Saved entries
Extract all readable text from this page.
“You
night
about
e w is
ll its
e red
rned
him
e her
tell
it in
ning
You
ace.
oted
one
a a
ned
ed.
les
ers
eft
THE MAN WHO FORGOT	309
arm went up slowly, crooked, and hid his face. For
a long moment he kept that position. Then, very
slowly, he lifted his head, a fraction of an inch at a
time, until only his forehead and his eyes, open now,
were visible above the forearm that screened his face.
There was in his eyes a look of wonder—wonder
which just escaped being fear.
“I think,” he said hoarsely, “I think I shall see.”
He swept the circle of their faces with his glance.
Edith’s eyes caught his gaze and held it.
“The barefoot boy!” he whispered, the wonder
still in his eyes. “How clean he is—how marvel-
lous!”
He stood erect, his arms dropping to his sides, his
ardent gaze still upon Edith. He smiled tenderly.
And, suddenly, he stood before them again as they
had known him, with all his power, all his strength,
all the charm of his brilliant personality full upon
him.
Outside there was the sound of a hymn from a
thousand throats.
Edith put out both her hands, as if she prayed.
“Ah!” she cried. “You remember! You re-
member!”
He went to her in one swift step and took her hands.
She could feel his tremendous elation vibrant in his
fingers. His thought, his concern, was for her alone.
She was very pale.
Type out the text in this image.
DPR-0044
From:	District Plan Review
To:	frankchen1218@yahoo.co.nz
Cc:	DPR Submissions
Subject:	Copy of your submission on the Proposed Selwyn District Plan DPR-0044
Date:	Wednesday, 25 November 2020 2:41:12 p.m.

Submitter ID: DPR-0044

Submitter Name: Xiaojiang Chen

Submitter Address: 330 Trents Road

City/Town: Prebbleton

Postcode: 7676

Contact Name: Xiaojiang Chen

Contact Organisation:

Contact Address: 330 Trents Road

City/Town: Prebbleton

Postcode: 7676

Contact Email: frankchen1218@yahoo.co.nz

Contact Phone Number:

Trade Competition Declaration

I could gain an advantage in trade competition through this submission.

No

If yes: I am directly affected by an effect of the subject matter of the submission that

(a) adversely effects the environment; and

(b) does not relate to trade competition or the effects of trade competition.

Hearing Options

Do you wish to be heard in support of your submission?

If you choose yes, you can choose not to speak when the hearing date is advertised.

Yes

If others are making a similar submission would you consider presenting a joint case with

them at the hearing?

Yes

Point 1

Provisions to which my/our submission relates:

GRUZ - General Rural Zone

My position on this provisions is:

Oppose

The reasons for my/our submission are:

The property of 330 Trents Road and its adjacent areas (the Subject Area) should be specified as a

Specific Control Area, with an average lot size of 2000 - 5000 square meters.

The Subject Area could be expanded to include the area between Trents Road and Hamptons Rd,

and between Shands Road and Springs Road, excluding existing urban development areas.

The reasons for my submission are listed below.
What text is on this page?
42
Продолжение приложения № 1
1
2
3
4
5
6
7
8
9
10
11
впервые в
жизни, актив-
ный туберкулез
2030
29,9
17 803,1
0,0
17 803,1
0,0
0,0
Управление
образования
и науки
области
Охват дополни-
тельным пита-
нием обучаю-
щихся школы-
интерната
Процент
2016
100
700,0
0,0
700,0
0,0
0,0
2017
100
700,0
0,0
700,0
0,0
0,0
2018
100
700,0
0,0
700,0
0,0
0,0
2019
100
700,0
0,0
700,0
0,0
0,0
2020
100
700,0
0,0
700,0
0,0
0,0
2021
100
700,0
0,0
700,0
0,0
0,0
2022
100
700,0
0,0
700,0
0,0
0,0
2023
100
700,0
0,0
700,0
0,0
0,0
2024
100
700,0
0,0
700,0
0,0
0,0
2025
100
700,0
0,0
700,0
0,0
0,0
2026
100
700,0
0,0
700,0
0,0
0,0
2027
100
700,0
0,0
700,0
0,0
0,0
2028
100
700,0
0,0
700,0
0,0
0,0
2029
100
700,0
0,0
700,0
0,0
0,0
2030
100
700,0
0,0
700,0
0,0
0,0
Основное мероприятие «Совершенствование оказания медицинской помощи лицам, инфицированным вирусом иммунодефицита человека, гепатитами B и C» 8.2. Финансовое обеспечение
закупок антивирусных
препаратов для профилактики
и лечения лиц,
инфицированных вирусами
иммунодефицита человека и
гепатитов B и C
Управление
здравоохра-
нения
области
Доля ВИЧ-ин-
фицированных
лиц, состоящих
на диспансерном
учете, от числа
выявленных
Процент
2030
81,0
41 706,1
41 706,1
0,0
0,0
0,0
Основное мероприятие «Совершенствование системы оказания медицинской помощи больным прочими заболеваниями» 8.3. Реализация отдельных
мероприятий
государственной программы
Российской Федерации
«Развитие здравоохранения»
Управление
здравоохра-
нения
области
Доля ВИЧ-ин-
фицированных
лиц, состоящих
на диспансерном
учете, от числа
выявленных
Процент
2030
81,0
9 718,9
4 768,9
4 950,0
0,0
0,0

# Given problem
Read through the lines above and collect those that contain the string "which".

# Response to this task
which just escaped being fear.
Provisions to which my/our submission relates:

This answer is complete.